# What this task involves:
Only lines with the word "xlabel" are needed; collect each of them from the listing below.

[Structured figure records]
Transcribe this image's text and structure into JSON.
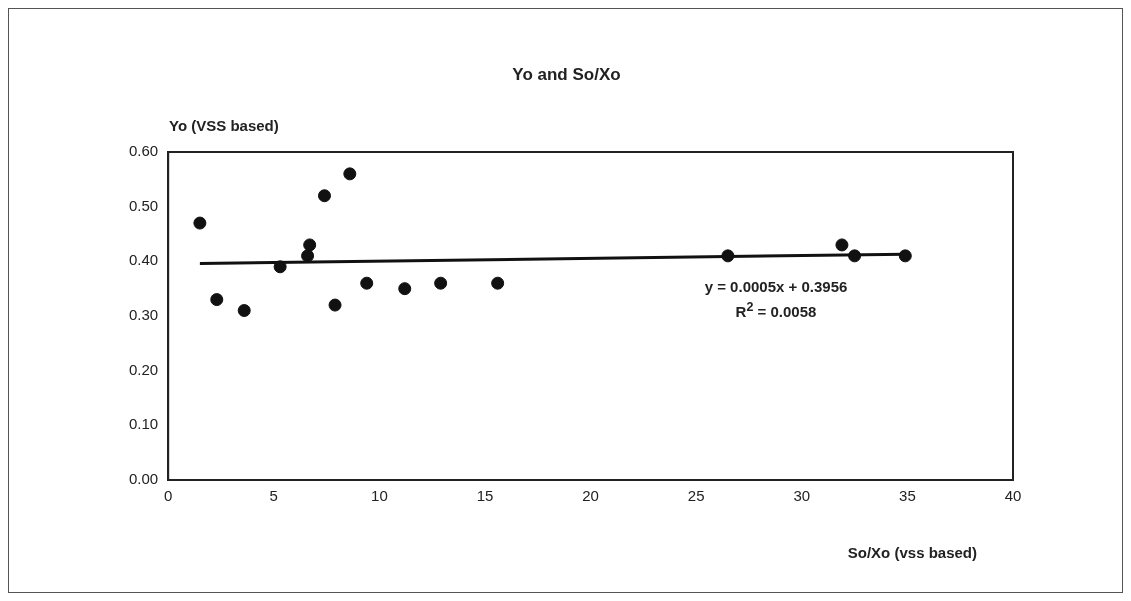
{
  "chart_data": {
    "type": "scatter",
    "title": "Yo and So/Xo",
    "ylabel": "Yo (VSS based)",
    "xlabel": "So/Xo (vss based)",
    "annotations": [
      "y = 0.0005x + 0.3956",
      "R$^{2}$ = 0.0058"
    ],
    "xlim": [
      0,
      40
    ],
    "xticks": [
      0,
      5,
      10,
      15,
      20,
      25,
      30,
      35,
      40
    ],
    "ylim": [
      0,
      0.6
    ],
    "yticks": [
      {
        "value": 0,
        "label": "0.00"
      },
      {
        "value": 0.1,
        "label": "0.10"
      },
      {
        "value": 0.2,
        "label": "0.20"
      },
      {
        "value": 0.3,
        "label": "0.30"
      },
      {
        "value": 0.4,
        "label": "0.40"
      },
      {
        "value": 0.5,
        "label": "0.50"
      },
      {
        "value": 0.6,
        "label": "0.60"
      }
    ],
    "grid": false,
    "legend": false,
    "series": [
      {
        "color": "#111111",
        "marker": "circle",
        "x": [
          1.5,
          2.3,
          3.6,
          5.3,
          6.7,
          6.6,
          7.4,
          8.6,
          7.9,
          9.4,
          11.2,
          12.9,
          15.6,
          26.5,
          31.9,
          32.5,
          34.9
        ],
        "values": [
          0.47,
          0.33,
          0.31,
          0.39,
          0.43,
          0.41,
          0.52,
          0.56,
          0.32,
          0.36,
          0.35,
          0.36,
          0.36,
          0.41,
          0.43,
          0.41,
          0.41
        ]
      },
      {
        "type": "line",
        "color": "#111111",
        "marker": "none",
        "line_style": "solid",
        "x": [
          1.5,
          34.9
        ],
        "values": [
          0.396,
          0.413
        ]
      }
    ]
  }
}
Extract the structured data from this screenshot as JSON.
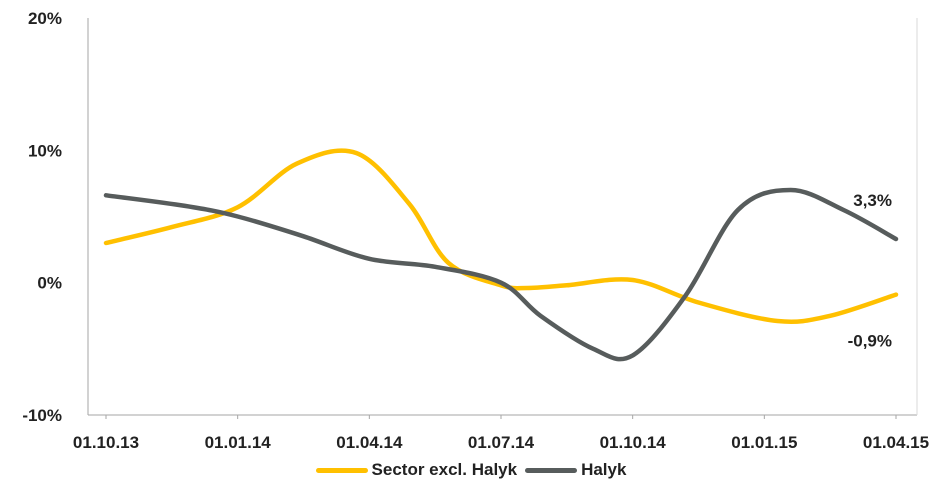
{
  "chart_data": {
    "type": "line",
    "title": "",
    "xlabel": "",
    "ylabel": "",
    "categories": [
      "01.10.13",
      "01.01.14",
      "01.04.14",
      "01.07.14",
      "01.10.14",
      "01.01.15",
      "01.04.15"
    ],
    "y_ticks": [
      "20%",
      "10%",
      "0%",
      "-10%"
    ],
    "ylim": [
      -10,
      20
    ],
    "grid": false,
    "legend_position": "bottom",
    "series": [
      {
        "name": "Sector excl. Halyk",
        "color": "#FFC000",
        "x": [
          0,
          0.5,
          1.0,
          1.45,
          1.9,
          2.3,
          2.6,
          3.0,
          3.2,
          3.5,
          4.0,
          4.5,
          5.1,
          5.5,
          6.0
        ],
        "values": [
          3.0,
          4.2,
          5.7,
          9.0,
          9.8,
          6.0,
          1.5,
          -0.2,
          -0.4,
          -0.2,
          0.2,
          -1.5,
          -2.9,
          -2.5,
          -0.9
        ]
      },
      {
        "name": "Halyk",
        "color": "#575C5C",
        "x": [
          0,
          0.6,
          1.0,
          1.5,
          2.0,
          2.5,
          3.0,
          3.3,
          3.7,
          4.0,
          4.4,
          4.8,
          5.2,
          5.6,
          6.0
        ],
        "values": [
          6.6,
          5.8,
          5.0,
          3.5,
          1.8,
          1.2,
          0.0,
          -2.5,
          -5.0,
          -5.5,
          -1.0,
          5.5,
          7.0,
          5.5,
          3.3
        ]
      }
    ],
    "annotations": [
      {
        "text": "3,3%",
        "series": 1,
        "x": 6.0,
        "y": 3.3,
        "position": "above-left"
      },
      {
        "text": "-0,9%",
        "series": 0,
        "x": 6.0,
        "y": -0.9,
        "position": "below-left"
      }
    ]
  }
}
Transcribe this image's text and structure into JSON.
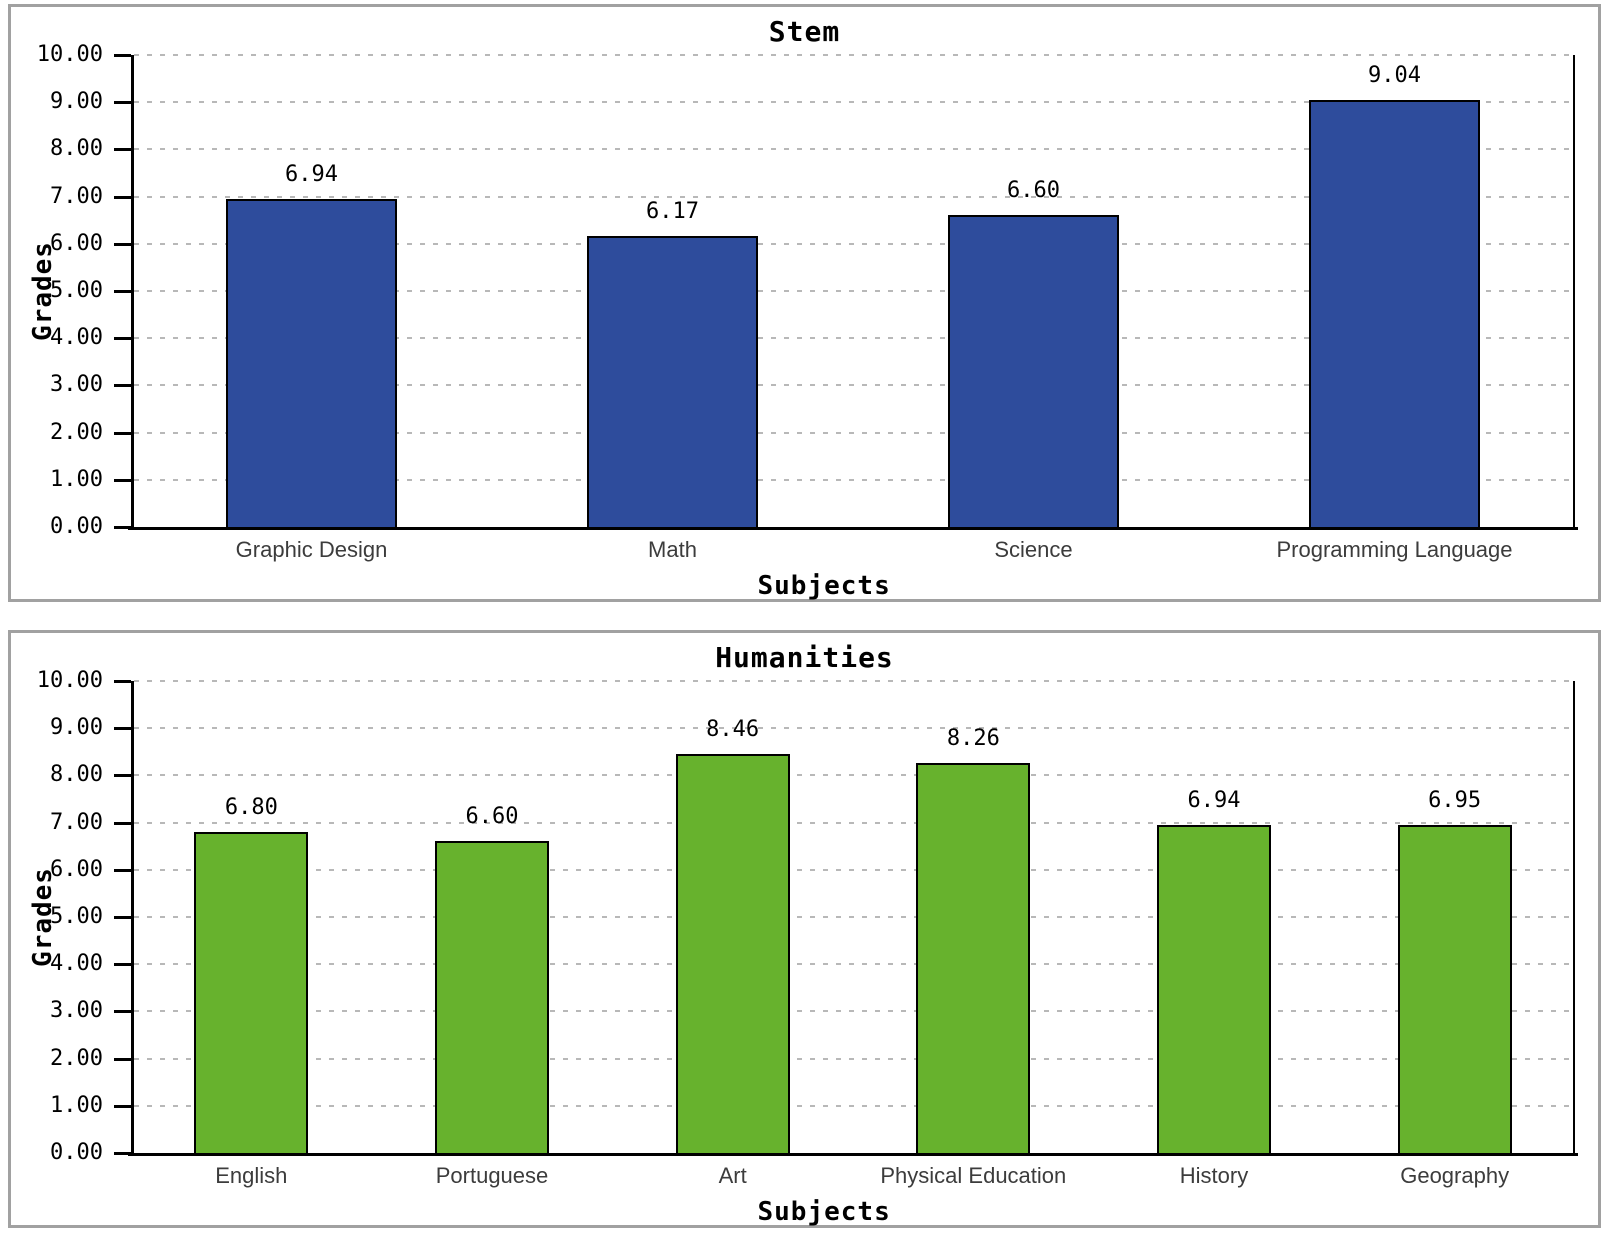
{
  "page": {
    "background": "#ffffff",
    "panel_border_color": "#a1a1a1",
    "gridline_color": "#b8b8b8",
    "axis_color": "#000000"
  },
  "chart_data": [
    {
      "type": "bar",
      "title": "Stem",
      "xlabel": "Subjects",
      "ylabel": "Grades",
      "categories": [
        "Graphic Design",
        "Math",
        "Science",
        "Programming Language"
      ],
      "values": [
        6.94,
        6.17,
        6.6,
        9.04
      ],
      "value_labels": [
        "6.94",
        "6.17",
        "6.60",
        "9.04"
      ],
      "bar_color": "#2E4C9C",
      "ylim": [
        0,
        10
      ],
      "ytick_step": 1,
      "ytick_labels": [
        "10.00",
        "9.00",
        "8.00",
        "7.00",
        "6.00",
        "5.00",
        "4.00",
        "3.00",
        "2.00",
        "1.00",
        "0.00"
      ],
      "grid": "horizontal-dotted",
      "legend": "none"
    },
    {
      "type": "bar",
      "title": "Humanities",
      "xlabel": "Subjects",
      "ylabel": "Grades",
      "categories": [
        "English",
        "Portuguese",
        "Art",
        "Physical Education",
        "History",
        "Geography"
      ],
      "values": [
        6.8,
        6.6,
        8.46,
        8.26,
        6.94,
        6.95
      ],
      "value_labels": [
        "6.80",
        "6.60",
        "8.46",
        "8.26",
        "6.94",
        "6.95"
      ],
      "bar_color": "#67B22D",
      "ylim": [
        0,
        10
      ],
      "ytick_step": 1,
      "ytick_labels": [
        "10.00",
        "9.00",
        "8.00",
        "7.00",
        "6.00",
        "5.00",
        "4.00",
        "3.00",
        "2.00",
        "1.00",
        "0.00"
      ],
      "grid": "horizontal-dotted",
      "legend": "none"
    }
  ]
}
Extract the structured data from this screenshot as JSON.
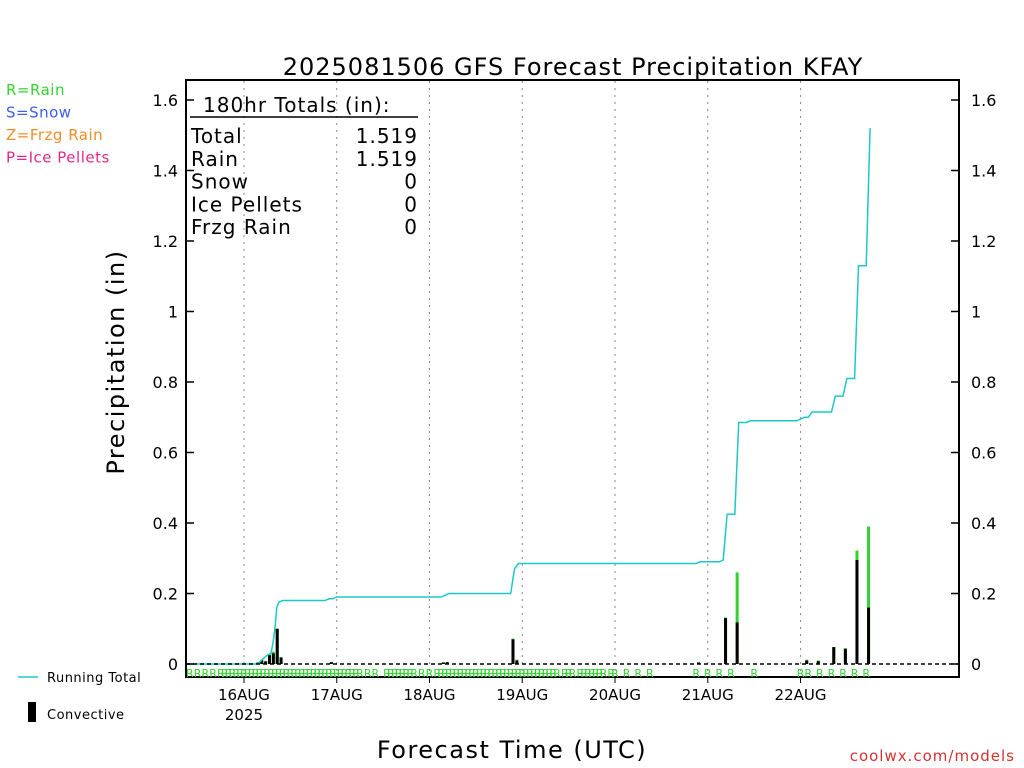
{
  "chart_data": {
    "type": "bar",
    "title": "2025081506 GFS Forecast Precipitation KFAY",
    "xlabel": "Forecast Time (UTC)",
    "ylabel": "Precipitation (in)",
    "ylim": [
      0,
      1.65
    ],
    "xlim_hours": [
      -15,
      185
    ],
    "y_ticks": [
      "0",
      "0.2",
      "0.4",
      "0.6",
      "0.8",
      "1",
      "1.2",
      "1.4",
      "1.6"
    ],
    "y_tick_values": [
      0,
      0.2,
      0.4,
      0.6,
      0.8,
      1.0,
      1.2,
      1.4,
      1.6
    ],
    "x_ticks": [
      {
        "hour": 0,
        "label": "16AUG",
        "sub": "2025"
      },
      {
        "hour": 24,
        "label": "17AUG",
        "sub": ""
      },
      {
        "hour": 48,
        "label": "18AUG",
        "sub": ""
      },
      {
        "hour": 72,
        "label": "19AUG",
        "sub": ""
      },
      {
        "hour": 96,
        "label": "20AUG",
        "sub": ""
      },
      {
        "hour": 120,
        "label": "21AUG",
        "sub": ""
      },
      {
        "hour": 144,
        "label": "22AUG",
        "sub": ""
      }
    ],
    "grid": "vertical dotted at day boundaries",
    "legend": {
      "types": [
        {
          "label": "R=Rain",
          "color": "#33d233"
        },
        {
          "label": "S=Snow",
          "color": "#3c5ef0"
        },
        {
          "label": "Z=Frzg Rain",
          "color": "#f08c28"
        },
        {
          "label": "P=Ice Pellets",
          "color": "#e6288c"
        }
      ],
      "running_total_label": "Running Total",
      "convective_label": "Convective"
    },
    "totals": {
      "header": "180hr Totals (in):",
      "rows": [
        {
          "label": "Total",
          "value": "1.519"
        },
        {
          "label": "Rain",
          "value": "1.519"
        },
        {
          "label": "Snow",
          "value": "0"
        },
        {
          "label": "Ice Pellets",
          "value": "0"
        },
        {
          "label": "Frzg Rain",
          "value": "0"
        }
      ]
    },
    "series": [
      {
        "name": "Running Total",
        "color": "#1ec8c8",
        "points": [
          [
            -15,
            0
          ],
          [
            3,
            0
          ],
          [
            4,
            0.005
          ],
          [
            5,
            0.015
          ],
          [
            6,
            0.025
          ],
          [
            7,
            0.03
          ],
          [
            7.5,
            0.06
          ],
          [
            8,
            0.1
          ],
          [
            8.5,
            0.16
          ],
          [
            9,
            0.175
          ],
          [
            10,
            0.18
          ],
          [
            21,
            0.18
          ],
          [
            22,
            0.185
          ],
          [
            23,
            0.185
          ],
          [
            24,
            0.19
          ],
          [
            51,
            0.19
          ],
          [
            52,
            0.195
          ],
          [
            53,
            0.2
          ],
          [
            54,
            0.2
          ],
          [
            69,
            0.2
          ],
          [
            70,
            0.27
          ],
          [
            71,
            0.285
          ],
          [
            72,
            0.285
          ],
          [
            117,
            0.285
          ],
          [
            118,
            0.29
          ],
          [
            121,
            0.29
          ],
          [
            123,
            0.29
          ],
          [
            124,
            0.295
          ],
          [
            125,
            0.425
          ],
          [
            127,
            0.425
          ],
          [
            128,
            0.685
          ],
          [
            130,
            0.685
          ],
          [
            131,
            0.69
          ],
          [
            143,
            0.69
          ],
          [
            145,
            0.7
          ],
          [
            146,
            0.7
          ],
          [
            147,
            0.715
          ],
          [
            152,
            0.715
          ],
          [
            153,
            0.76
          ],
          [
            155,
            0.76
          ],
          [
            156,
            0.81
          ],
          [
            158,
            0.81
          ],
          [
            159,
            1.13
          ],
          [
            161,
            1.13
          ],
          [
            162,
            1.52
          ]
        ]
      },
      {
        "name": "Precip",
        "color": "#33d233",
        "bars": [
          [
            3.6,
            0.006
          ],
          [
            4.6,
            0.012
          ],
          [
            5.6,
            0.009
          ],
          [
            6.6,
            0.028
          ],
          [
            7.6,
            0.035
          ],
          [
            8.6,
            0.1
          ],
          [
            9.6,
            0.02
          ],
          [
            22.6,
            0.006
          ],
          [
            51.6,
            0.005
          ],
          [
            52.6,
            0.006
          ],
          [
            69.6,
            0.072
          ],
          [
            70.6,
            0.012
          ],
          [
            117.6,
            0.005
          ],
          [
            124.6,
            0.132
          ],
          [
            127.6,
            0.26
          ],
          [
            145.6,
            0.012
          ],
          [
            148.6,
            0.01
          ],
          [
            152.6,
            0.048
          ],
          [
            155.6,
            0.045
          ],
          [
            158.6,
            0.322
          ],
          [
            161.6,
            0.39
          ]
        ]
      },
      {
        "name": "Convective",
        "color": "#000000",
        "bars": [
          [
            3.6,
            0.004
          ],
          [
            4.6,
            0.01
          ],
          [
            5.6,
            0.007
          ],
          [
            6.6,
            0.025
          ],
          [
            7.6,
            0.03
          ],
          [
            8.6,
            0.1
          ],
          [
            9.6,
            0.018
          ],
          [
            22.6,
            0.005
          ],
          [
            51.6,
            0.004
          ],
          [
            52.6,
            0.005
          ],
          [
            69.6,
            0.07
          ],
          [
            70.6,
            0.01
          ],
          [
            117.6,
            0.004
          ],
          [
            124.6,
            0.13
          ],
          [
            127.6,
            0.118
          ],
          [
            145.6,
            0.01
          ],
          [
            148.6,
            0.008
          ],
          [
            152.6,
            0.048
          ],
          [
            155.6,
            0.043
          ],
          [
            158.6,
            0.295
          ],
          [
            161.6,
            0.16
          ]
        ]
      }
    ],
    "rain_markers": {
      "symbol": "R",
      "hours": [
        -14,
        -12,
        -10,
        -8,
        -6,
        -5,
        -4,
        -3,
        -2,
        -1,
        0,
        1,
        2,
        3,
        4,
        5,
        6,
        7,
        8,
        9,
        10,
        11,
        12,
        13,
        14,
        15,
        16,
        17,
        18,
        19,
        20,
        21,
        22,
        23,
        24,
        25,
        26,
        27,
        28,
        29,
        30,
        32,
        34,
        37,
        38,
        39,
        40,
        41,
        42,
        43,
        44,
        46,
        48,
        50,
        51,
        52,
        53,
        54,
        55,
        56,
        57,
        58,
        59,
        60,
        61,
        62,
        63,
        64,
        65,
        66,
        67,
        68,
        69,
        70,
        71,
        72,
        73,
        74,
        75,
        76,
        77,
        78,
        79,
        80,
        81,
        83,
        84,
        85,
        87,
        88,
        89,
        90,
        91,
        92,
        93,
        95,
        96,
        99,
        102,
        105,
        117,
        120,
        123,
        126,
        132,
        144,
        146,
        149,
        152,
        155,
        158,
        161
      ]
    }
  },
  "footer": {
    "credit": "coolwx.com/models"
  }
}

# Task result:
    "xlabel": "So/Xo (vss based)",
    "xlabel": "",
      "xlabel": "Subjects",
      "xlabel": "Subjects",
    "xlabel": "Forecast Time (UTC)",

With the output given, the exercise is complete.